**WHAT IS BEING ASKED**
Rewrite every line of the items below as a Markdown table with the columns "No." and "Line," one numbered row per line, skipping blank lines.

(Items from a data collection)
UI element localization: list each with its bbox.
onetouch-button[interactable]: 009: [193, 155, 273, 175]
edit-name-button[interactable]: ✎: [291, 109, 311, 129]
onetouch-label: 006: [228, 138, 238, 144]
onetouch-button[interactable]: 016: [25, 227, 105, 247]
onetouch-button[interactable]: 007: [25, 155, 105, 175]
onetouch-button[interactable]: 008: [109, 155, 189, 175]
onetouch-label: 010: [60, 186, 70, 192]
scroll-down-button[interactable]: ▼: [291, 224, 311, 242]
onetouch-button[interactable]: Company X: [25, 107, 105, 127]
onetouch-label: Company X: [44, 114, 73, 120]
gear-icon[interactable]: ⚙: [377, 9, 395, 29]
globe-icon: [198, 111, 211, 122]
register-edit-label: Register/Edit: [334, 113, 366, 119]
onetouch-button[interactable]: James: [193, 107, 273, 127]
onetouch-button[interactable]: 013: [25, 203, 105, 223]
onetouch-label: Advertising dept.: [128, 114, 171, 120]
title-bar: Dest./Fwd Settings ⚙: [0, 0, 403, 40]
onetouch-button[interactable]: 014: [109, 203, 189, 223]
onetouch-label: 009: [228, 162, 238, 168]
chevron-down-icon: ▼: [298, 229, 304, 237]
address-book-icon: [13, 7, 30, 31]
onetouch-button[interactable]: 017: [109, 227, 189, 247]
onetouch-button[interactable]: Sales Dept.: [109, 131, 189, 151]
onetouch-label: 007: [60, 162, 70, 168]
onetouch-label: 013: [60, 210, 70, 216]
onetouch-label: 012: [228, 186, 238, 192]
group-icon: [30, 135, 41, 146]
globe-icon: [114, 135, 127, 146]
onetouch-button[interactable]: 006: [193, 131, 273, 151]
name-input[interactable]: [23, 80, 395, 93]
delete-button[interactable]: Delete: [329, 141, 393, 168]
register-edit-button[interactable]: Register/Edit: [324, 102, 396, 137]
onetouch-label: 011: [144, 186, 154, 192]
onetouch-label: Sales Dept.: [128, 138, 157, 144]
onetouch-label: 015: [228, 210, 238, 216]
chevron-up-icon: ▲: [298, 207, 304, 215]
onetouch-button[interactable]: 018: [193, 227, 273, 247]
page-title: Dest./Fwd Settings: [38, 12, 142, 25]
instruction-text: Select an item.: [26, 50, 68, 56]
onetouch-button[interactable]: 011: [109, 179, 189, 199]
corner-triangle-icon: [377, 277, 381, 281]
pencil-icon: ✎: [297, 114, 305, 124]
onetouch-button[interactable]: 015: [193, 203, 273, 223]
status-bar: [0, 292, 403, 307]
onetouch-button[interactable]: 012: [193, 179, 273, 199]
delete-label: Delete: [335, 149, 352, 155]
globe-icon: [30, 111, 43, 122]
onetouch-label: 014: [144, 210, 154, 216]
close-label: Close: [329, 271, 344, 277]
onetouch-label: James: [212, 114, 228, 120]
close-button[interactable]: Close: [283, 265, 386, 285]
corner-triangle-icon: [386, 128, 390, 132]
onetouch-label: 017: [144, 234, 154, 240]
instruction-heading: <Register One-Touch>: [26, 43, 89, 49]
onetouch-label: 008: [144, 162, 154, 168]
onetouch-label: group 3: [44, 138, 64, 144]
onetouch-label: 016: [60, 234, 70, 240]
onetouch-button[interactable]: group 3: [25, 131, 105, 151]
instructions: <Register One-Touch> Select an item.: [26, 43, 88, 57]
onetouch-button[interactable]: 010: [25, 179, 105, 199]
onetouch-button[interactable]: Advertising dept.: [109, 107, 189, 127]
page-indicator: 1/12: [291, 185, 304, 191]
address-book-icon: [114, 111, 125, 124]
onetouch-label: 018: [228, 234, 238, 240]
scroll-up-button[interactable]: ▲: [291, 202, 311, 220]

**THE COMPLETED TASK**
| No. | Line |
|---|---|
| 1 | UI element localization: list each with its bbox. |
| 2 | onetouch-button[interactable]: 009: [193, 155, 273, 175] |
| 3 | edit-name-button[interactable]: ✎: [291, 109, 311, 129] |
| 4 | onetouch-label: 006: [228, 138, 238, 144] |
| 5 | onetouch-button[interactable]: 016: [25, 227, 105, 247] |
| 6 | onetouch-button[interactable]: 007: [25, 155, 105, 175] |
| 7 | onetouch-button[interactable]: 008: [109, 155, 189, 175] |
| 8 | onetouch-label: 010: [60, 186, 70, 192] |
| 9 | scroll-down-button[interactable]: ▼: [291, 224, 311, 242] |
| 10 | onetouch-button[interactable]: Company X: [25, 107, 105, 127] |
| 11 | onetouch-label: Company X: [44, 114, 73, 120] |
| 12 | gear-icon[interactable]: ⚙: [377, 9, 395, 29] |
| 13 | globe-icon: [198, 111, 211, 122] |
| 14 | register-edit-label: Register/Edit: [334, 113, 366, 119] |
| 15 | onetouch-button[interactable]: James: [193, 107, 273, 127] |
| 16 | onetouch-button[interactable]: 013: [25, 203, 105, 223] |
| 17 | onetouch-label: Advertising dept.: [128, 114, 171, 120] |
| 18 | title-bar: Dest./Fwd Settings ⚙: [0, 0, 403, 40] |
| 19 | onetouch-button[interactable]: 014: [109, 203, 189, 223] |
| 20 | onetouch-label: 009: [228, 162, 238, 168] |
| 21 | chevron-down-icon: ▼: [298, 229, 304, 237] |
| 22 | address-book-icon: [13, 7, 30, 31] |
| 23 | onetouch-button[interactable]: 017: [109, 227, 189, 247] |
| 24 | onetouch-button[interactable]: Sales Dept.: [109, 131, 189, 151] |
| 25 | onetouch-label: 007: [60, 162, 70, 168] |
| 26 | onetouch-label: 013: [60, 210, 70, 216] |
| 27 | onetouch-label: 012: [228, 186, 238, 192] |
| 28 | group-icon: [30, 135, 41, 146] |
| 29 | globe-icon: [114, 135, 127, 146] |
| 30 | onetouch-button[interactable]: 006: [193, 131, 273, 151] |
| 31 | name-input[interactable]: [23, 80, 395, 93] |
| 32 | delete-button[interactable]: Delete: [329, 141, 393, 168] |
| 33 | register-edit-button[interactable]: Register/Edit: [324, 102, 396, 137] |
| 34 | onetouch-label: 011: [144, 186, 154, 192] |
| 35 | onetouch-label: Sales Dept.: [128, 138, 157, 144] |
| 36 | onetouch-label: 015: [228, 210, 238, 216] |
| 37 | chevron-up-icon: ▲: [298, 207, 304, 215] |
| 38 | onetouch-button[interactable]: 018: [193, 227, 273, 247] |
| 39 | page-title: Dest./Fwd Settings: [38, 12, 142, 25] |
| 40 | instruction-text: Select an item.: [26, 50, 68, 56] |
| 41 | onetouch-button[interactable]: 011: [109, 179, 189, 199] |
| 42 | corner-triangle-icon: [377, 277, 381, 281] |
| 43 | pencil-icon: ✎: [297, 114, 305, 124] |
| 44 | onetouch-button[interactable]: 015: [193, 203, 273, 223] |
| 45 | status-bar: [0, 292, 403, 307] |
| 46 | onetouch-button[interactable]: 012: [193, 179, 273, 199] |
| 47 | delete-label: Delete: [335, 149, 352, 155] |
| 48 | globe-icon: [30, 111, 43, 122] |
| 49 | onetouch-label: 014: [144, 210, 154, 216] |
| 50 | close-label: Close: [329, 271, 344, 277] |
| 51 | onetouch-label: James: [212, 114, 228, 120] |
| 52 | close-button[interactable]: Close: [283, 265, 386, 285] |
| 53 | corner-triangle-icon: [386, 128, 390, 132] |
| 54 | onetouch-label: 017: [144, 234, 154, 240] |
| 55 | instruction-heading: <Register One-Touch>: [26, 43, 89, 49] |
| 56 | onetouch-label: 008: [144, 162, 154, 168] |
| 57 | onetouch-label: group 3: [44, 138, 64, 144] |
| 58 | onetouch-label: 016: [60, 234, 70, 240] |
| 59 | onetouch-button[interactable]: group 3: [25, 131, 105, 151] |
| 60 | instructions: <Register One-Touch> Select an item.: [26, 43, 88, 57] |
| 61 | onetouch-button[interactable]: 010: [25, 179, 105, 199] |
| 62 | onetouch-button[interactable]: Advertising dept.: [109, 107, 189, 127] |
| 63 | page-indicator: 1/12: [291, 185, 304, 191] |
| 64 | address-book-icon: [114, 111, 125, 124] |
| 65 | onetouch-label: 018: [228, 234, 238, 240] |
| 66 | scroll-up-button[interactable]: ▲: [291, 202, 311, 220] |